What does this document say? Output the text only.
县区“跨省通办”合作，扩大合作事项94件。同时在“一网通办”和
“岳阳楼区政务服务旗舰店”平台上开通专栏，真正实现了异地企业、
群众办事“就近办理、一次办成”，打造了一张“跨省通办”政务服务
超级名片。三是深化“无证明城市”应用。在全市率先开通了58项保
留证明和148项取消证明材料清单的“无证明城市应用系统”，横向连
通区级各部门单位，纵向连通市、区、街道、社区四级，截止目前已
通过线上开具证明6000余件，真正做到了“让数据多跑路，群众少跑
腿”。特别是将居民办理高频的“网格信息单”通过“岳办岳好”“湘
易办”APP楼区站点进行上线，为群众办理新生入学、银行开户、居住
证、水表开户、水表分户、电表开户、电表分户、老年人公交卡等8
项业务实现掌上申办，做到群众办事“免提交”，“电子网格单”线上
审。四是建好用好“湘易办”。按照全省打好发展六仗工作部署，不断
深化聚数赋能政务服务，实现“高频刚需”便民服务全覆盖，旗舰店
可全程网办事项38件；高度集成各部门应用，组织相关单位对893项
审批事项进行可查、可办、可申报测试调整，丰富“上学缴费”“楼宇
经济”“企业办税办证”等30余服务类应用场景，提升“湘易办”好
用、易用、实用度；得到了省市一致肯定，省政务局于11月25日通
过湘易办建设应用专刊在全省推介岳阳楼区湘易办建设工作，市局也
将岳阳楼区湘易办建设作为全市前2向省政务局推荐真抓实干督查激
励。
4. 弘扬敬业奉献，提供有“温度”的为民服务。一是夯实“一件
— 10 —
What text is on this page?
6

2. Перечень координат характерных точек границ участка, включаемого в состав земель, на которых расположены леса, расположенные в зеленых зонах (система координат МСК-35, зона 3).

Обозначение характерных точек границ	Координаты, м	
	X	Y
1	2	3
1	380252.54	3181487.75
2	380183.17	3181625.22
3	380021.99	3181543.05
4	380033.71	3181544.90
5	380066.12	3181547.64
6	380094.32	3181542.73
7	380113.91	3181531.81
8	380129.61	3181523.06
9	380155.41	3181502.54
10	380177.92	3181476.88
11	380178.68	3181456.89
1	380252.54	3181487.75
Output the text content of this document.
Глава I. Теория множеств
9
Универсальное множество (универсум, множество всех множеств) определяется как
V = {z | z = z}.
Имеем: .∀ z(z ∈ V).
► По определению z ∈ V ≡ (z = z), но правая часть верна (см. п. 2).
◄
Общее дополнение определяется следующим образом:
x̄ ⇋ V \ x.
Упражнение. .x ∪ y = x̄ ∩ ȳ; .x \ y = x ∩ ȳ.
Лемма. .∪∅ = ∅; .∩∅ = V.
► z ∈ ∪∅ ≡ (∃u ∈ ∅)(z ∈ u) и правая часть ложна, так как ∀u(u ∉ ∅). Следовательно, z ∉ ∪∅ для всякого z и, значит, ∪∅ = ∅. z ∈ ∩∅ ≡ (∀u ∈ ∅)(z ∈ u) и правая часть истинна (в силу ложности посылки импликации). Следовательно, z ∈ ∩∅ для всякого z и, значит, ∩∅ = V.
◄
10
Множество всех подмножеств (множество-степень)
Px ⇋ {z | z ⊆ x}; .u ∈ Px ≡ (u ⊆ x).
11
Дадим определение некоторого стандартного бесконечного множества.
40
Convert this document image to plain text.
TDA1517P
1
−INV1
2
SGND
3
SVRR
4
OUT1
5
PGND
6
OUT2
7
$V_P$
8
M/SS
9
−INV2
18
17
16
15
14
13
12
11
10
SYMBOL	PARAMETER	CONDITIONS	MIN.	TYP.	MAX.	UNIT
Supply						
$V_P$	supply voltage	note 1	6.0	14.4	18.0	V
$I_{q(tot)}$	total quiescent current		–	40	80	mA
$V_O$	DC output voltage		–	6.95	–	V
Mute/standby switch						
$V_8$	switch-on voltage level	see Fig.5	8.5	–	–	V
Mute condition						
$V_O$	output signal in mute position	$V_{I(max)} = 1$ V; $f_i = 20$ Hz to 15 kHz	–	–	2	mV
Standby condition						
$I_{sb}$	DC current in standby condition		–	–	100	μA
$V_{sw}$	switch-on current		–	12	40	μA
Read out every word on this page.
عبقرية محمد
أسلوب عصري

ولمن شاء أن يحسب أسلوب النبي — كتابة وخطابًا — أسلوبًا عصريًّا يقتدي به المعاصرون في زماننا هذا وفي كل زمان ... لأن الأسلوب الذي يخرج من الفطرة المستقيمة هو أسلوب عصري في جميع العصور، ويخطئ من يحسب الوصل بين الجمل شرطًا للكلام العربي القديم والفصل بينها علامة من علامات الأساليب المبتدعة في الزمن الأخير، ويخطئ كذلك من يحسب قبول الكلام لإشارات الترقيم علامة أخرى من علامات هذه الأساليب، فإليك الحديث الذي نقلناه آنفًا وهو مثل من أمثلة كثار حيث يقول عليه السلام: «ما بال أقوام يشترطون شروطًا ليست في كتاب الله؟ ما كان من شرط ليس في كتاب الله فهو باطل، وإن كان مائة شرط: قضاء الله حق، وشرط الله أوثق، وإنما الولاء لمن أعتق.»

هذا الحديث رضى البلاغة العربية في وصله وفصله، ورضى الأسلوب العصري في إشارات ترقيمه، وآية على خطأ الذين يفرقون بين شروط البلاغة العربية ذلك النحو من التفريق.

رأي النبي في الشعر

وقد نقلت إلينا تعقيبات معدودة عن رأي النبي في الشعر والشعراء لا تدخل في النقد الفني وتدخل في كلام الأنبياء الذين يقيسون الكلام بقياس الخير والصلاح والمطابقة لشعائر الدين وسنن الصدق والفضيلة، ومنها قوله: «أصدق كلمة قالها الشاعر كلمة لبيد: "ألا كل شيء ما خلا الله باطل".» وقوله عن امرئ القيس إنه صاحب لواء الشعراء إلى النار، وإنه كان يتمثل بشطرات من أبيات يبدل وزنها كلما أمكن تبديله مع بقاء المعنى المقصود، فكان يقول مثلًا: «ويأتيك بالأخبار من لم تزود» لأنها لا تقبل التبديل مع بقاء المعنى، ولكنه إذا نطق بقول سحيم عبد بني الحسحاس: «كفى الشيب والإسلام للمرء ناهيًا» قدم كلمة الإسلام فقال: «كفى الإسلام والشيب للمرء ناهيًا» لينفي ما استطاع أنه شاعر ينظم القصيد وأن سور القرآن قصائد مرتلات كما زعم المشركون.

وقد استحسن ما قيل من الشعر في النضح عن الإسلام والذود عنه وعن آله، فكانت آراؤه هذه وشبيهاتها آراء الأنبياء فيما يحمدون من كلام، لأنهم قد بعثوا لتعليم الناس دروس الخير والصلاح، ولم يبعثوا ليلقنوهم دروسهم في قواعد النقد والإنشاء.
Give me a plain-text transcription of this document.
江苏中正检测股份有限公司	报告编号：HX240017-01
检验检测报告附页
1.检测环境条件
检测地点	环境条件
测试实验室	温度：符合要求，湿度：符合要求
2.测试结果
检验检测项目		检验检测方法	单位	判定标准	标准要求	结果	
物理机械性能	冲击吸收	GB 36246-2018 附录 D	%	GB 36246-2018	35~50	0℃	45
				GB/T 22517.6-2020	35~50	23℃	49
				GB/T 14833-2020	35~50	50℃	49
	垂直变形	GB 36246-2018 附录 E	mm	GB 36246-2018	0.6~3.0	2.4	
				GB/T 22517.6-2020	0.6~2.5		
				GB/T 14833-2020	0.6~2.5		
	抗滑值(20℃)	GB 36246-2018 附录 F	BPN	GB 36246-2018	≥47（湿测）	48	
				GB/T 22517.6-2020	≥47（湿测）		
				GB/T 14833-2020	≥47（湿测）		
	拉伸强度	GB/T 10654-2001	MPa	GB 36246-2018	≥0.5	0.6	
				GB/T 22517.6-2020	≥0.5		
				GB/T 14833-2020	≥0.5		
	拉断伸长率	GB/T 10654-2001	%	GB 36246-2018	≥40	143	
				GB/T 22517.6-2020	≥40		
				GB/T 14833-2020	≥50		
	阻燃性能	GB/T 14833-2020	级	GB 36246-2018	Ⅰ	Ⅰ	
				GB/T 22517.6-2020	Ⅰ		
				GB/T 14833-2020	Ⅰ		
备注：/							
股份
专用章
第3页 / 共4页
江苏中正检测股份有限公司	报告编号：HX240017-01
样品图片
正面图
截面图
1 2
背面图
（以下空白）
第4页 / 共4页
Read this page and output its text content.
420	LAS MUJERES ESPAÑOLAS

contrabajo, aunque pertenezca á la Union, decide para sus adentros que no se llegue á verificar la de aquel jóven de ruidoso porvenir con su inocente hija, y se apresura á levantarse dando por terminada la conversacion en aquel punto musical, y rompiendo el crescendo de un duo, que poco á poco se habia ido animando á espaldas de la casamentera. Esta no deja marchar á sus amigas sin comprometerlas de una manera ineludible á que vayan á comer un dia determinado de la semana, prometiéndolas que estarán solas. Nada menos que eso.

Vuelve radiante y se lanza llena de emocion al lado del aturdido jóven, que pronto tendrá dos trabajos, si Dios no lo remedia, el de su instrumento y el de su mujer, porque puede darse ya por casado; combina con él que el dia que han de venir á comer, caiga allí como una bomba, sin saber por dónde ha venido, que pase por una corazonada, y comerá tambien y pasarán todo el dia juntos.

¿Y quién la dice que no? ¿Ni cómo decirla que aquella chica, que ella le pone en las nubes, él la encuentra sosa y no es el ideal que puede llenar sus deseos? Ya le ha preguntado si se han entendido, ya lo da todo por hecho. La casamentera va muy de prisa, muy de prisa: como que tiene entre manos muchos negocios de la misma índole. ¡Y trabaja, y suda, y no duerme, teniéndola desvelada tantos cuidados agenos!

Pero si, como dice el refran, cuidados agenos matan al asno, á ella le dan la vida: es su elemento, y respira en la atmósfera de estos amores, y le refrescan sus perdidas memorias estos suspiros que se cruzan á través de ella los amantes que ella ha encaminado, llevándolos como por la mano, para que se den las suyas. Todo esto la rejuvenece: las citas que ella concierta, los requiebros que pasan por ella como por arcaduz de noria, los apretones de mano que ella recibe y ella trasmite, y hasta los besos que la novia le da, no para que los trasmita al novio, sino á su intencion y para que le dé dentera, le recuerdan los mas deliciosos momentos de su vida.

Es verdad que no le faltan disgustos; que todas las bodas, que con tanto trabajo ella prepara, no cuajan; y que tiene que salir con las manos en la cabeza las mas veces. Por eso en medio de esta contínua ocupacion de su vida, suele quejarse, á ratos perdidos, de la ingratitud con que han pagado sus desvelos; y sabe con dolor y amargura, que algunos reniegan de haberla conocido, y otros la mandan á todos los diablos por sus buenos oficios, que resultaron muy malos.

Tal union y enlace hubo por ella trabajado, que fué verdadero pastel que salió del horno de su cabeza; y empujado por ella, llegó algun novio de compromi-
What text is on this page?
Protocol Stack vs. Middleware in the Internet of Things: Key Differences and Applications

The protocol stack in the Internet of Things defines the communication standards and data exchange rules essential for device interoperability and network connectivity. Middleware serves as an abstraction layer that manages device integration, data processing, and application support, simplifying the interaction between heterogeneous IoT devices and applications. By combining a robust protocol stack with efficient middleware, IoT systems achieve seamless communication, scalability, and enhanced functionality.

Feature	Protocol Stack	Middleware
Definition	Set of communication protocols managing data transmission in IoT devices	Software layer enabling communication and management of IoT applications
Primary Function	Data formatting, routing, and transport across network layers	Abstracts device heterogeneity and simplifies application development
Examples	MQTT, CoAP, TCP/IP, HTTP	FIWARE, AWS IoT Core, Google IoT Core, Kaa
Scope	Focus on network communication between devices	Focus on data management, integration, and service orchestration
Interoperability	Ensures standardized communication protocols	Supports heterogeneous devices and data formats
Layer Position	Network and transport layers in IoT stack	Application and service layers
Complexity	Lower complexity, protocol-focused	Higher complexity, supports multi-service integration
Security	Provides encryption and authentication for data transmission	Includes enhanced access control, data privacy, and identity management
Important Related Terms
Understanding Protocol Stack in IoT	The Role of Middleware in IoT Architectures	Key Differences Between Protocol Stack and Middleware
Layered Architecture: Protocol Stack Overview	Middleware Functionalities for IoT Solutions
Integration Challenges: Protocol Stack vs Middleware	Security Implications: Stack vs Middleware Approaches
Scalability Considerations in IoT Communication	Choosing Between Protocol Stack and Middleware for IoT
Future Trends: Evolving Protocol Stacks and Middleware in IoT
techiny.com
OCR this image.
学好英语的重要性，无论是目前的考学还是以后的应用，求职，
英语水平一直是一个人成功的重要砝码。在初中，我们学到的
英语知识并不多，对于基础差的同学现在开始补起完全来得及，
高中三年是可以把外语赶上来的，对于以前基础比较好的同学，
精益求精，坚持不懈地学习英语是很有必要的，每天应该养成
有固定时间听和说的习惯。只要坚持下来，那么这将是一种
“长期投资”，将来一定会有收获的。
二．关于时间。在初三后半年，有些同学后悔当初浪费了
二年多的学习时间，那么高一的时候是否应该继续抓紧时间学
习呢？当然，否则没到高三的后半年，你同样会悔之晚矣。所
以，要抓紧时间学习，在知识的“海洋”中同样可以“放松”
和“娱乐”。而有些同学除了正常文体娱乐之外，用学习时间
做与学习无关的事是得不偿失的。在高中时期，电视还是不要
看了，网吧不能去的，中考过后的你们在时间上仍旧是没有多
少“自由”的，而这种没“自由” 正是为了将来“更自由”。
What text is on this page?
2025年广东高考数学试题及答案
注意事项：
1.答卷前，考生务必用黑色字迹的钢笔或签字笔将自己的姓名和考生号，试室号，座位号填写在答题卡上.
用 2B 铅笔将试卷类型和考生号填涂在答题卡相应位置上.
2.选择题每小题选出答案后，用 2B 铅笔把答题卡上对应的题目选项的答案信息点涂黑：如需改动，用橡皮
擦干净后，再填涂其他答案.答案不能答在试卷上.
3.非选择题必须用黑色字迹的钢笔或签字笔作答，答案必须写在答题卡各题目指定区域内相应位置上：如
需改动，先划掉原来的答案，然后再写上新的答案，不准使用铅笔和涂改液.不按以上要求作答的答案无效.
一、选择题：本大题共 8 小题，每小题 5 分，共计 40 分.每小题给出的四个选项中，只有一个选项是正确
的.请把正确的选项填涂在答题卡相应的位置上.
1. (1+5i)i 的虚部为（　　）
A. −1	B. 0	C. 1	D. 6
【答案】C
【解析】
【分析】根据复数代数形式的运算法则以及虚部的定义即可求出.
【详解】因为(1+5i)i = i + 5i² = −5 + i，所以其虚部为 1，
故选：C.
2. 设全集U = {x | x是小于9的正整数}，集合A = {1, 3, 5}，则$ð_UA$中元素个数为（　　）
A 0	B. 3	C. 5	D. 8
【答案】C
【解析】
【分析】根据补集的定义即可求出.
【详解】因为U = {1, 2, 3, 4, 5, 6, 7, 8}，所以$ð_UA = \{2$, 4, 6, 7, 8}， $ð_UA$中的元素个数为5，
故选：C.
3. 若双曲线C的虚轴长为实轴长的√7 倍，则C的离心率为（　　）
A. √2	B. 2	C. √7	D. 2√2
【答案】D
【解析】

* Instruction *
In the records above, find each line holding "الشعر" and copy it.

* Task solution *
رأي النبي في الشعر
وقد نقلت إلينا تعقيبات معدودة عن رأي النبي في الشعر والشعراء لا تدخل في النقد الفني وتدخل في كلام الأنبياء الذين يقيسون الكلام بقياس الخير والصلاح والمطابقة لشعائر الدين وسنن الصدق والفضيلة، ومنها قوله: «أصدق كلمة قالها الشاعر كلمة لبيد: "ألا كل شيء ما خلا الله باطل".» وقوله عن امرئ القيس إنه صاحب لواء الشعراء إلى النار، وإنه كان يتمثل بشطرات من أبيات يبدل وزنها كلما أمكن تبديله مع بقاء المعنى المقصود، فكان يقول مثلًا: «ويأتيك بالأخبار من لم تزود» لأنها لا تقبل التبديل مع بقاء المعنى، ولكنه إذا نطق بقول سحيم عبد بني الحسحاس: «كفى الشيب والإسلام للمرء ناهيًا» قدم كلمة الإسلام فقال: «كفى الإسلام والشيب للمرء ناهيًا» لينفي ما استطاع أنه شاعر ينظم القصيد وأن سور القرآن قصائد مرتلات كما زعم المشركون.
وقد استحسن ما قيل من الشعر في النضح عن الإسلام والذود عنه وعن آله، فكانت آراؤه هذه وشبيهاتها آراء الأنبياء فيما يحمدون من كلام، لأنهم قد بعثوا لتعليم الناس دروس الخير والصلاح، ولم يبعثوا ليلقنوهم دروسهم في قواعد النقد والإنشاء.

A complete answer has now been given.